* WHAT IS ASKED: Find the line that contains "Convert this screenshot". Then set down that line and all the lines after it, to the end of the records, exactly and with nothing added.

— START SUPPLIED RECORDS —

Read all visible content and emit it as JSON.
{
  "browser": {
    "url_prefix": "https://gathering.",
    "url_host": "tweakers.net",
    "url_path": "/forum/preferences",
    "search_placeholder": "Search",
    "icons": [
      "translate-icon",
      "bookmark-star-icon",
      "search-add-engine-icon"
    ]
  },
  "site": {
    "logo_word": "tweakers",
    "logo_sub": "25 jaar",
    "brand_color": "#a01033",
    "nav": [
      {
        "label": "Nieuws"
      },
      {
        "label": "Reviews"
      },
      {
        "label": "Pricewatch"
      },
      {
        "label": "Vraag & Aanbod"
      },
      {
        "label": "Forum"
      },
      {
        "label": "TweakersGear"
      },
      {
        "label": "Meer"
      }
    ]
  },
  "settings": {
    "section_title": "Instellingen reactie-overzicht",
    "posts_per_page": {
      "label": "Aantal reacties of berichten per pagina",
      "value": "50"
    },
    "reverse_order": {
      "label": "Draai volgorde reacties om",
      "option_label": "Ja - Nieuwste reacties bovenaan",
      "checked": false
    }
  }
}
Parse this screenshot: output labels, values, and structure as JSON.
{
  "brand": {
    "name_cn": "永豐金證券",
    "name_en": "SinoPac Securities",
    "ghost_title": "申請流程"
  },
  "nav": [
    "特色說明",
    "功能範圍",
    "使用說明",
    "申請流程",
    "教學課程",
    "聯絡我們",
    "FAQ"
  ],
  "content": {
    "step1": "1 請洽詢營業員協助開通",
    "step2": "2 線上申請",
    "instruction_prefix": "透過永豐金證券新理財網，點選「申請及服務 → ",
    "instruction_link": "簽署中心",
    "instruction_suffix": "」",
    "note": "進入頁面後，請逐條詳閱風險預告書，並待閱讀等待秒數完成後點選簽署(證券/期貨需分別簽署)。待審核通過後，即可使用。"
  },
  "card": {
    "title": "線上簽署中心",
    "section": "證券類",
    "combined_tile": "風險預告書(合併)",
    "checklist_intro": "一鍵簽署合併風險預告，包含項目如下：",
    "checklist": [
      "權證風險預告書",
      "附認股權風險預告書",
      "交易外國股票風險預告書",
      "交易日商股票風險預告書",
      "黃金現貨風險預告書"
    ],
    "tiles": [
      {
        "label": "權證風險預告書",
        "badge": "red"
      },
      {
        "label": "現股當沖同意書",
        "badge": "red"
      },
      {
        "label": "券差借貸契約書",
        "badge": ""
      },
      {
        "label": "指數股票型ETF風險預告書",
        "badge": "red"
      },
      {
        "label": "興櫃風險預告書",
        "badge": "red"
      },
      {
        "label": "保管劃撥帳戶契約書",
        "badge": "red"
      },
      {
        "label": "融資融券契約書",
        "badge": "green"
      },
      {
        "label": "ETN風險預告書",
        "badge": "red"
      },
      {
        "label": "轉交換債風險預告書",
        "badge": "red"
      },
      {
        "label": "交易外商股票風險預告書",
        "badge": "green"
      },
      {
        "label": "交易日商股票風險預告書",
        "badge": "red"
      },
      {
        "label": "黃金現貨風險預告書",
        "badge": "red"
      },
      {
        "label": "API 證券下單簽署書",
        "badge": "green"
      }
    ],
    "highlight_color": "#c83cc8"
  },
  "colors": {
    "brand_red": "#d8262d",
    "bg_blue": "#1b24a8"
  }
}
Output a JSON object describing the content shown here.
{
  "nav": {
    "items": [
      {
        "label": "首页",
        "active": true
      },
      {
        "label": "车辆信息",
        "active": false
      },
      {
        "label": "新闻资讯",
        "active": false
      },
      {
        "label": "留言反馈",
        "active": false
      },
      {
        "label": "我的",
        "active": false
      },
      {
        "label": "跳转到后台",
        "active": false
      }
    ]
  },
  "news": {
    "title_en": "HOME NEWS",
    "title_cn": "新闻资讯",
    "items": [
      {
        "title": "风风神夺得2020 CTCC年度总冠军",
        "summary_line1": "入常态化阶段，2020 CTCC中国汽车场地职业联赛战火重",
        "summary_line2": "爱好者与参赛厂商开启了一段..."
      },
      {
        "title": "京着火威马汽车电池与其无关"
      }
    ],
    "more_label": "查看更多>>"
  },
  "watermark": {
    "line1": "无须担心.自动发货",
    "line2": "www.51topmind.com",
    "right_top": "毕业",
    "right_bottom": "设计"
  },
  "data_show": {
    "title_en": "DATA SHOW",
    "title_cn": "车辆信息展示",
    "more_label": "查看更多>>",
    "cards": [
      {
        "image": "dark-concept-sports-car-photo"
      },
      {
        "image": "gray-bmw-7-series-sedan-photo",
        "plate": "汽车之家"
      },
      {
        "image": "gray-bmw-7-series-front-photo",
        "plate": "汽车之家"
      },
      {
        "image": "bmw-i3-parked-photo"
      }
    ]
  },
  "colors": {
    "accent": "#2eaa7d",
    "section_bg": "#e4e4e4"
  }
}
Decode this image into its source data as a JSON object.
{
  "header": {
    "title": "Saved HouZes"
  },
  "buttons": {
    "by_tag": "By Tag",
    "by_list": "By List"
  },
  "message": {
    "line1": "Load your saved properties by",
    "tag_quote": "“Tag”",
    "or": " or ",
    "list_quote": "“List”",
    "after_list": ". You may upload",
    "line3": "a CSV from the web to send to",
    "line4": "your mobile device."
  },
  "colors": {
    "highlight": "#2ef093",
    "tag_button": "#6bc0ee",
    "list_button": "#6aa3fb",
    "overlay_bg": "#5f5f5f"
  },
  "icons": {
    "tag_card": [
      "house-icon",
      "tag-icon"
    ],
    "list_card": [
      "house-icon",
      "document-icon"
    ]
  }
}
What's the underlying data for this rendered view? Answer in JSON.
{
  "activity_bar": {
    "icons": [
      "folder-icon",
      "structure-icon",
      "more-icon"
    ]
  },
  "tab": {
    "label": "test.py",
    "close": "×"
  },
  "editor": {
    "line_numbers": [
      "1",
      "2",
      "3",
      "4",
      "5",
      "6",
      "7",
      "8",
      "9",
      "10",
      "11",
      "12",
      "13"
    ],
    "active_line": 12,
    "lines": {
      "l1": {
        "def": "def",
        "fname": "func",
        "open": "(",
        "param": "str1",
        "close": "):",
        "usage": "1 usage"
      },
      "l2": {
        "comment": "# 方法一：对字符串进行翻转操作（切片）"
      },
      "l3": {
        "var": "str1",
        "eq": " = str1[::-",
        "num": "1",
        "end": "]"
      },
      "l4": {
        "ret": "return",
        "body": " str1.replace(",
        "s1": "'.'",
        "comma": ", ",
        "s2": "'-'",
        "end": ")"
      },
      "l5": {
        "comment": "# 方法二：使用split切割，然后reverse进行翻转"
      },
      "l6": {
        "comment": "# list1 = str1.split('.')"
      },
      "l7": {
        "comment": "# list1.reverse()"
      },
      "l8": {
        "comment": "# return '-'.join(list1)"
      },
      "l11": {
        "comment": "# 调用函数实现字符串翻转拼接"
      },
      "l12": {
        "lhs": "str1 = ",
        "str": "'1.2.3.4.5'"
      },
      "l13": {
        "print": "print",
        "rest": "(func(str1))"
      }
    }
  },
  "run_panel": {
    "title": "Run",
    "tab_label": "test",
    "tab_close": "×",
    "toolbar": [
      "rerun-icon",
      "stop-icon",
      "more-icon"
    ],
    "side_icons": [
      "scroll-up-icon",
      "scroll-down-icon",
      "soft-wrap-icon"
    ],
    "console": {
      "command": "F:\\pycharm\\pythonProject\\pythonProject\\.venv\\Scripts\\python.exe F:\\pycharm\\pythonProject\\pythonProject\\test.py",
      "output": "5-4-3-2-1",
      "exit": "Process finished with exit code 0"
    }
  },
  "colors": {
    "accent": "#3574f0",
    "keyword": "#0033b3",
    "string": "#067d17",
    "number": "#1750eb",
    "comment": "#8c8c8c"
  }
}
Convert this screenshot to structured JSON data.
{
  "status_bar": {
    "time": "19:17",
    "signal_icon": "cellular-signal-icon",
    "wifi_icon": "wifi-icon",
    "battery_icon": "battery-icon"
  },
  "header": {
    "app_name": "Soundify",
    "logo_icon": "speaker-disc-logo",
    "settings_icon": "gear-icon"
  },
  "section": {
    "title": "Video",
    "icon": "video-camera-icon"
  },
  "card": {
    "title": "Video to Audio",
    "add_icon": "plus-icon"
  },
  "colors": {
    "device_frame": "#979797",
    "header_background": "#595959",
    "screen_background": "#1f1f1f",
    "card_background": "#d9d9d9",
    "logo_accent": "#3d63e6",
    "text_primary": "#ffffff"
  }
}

— END SUPPLIED RECORDS —

* FULL SOLUTION:
Convert this screenshot to structured JSON data.
{
  "status_bar": {
    "time": "19:17",
    "signal_icon": "cellular-signal-icon",
    "wifi_icon": "wifi-icon",
    "battery_icon": "battery-icon"
  },
  "header": {
    "app_name": "Soundify",
    "logo_icon": "speaker-disc-logo",
    "settings_icon": "gear-icon"
  },
  "section": {
    "title": "Video",
    "icon": "video-camera-icon"
  },
  "card": {
    "title": "Video to Audio",
    "add_icon": "plus-icon"
  },
  "colors": {
    "device_frame": "#979797",
    "header_background": "#595959",
    "screen_background": "#1f1f1f",
    "card_background": "#d9d9d9",
    "logo_accent": "#3d63e6",
    "text_primary": "#ffffff"
  }
}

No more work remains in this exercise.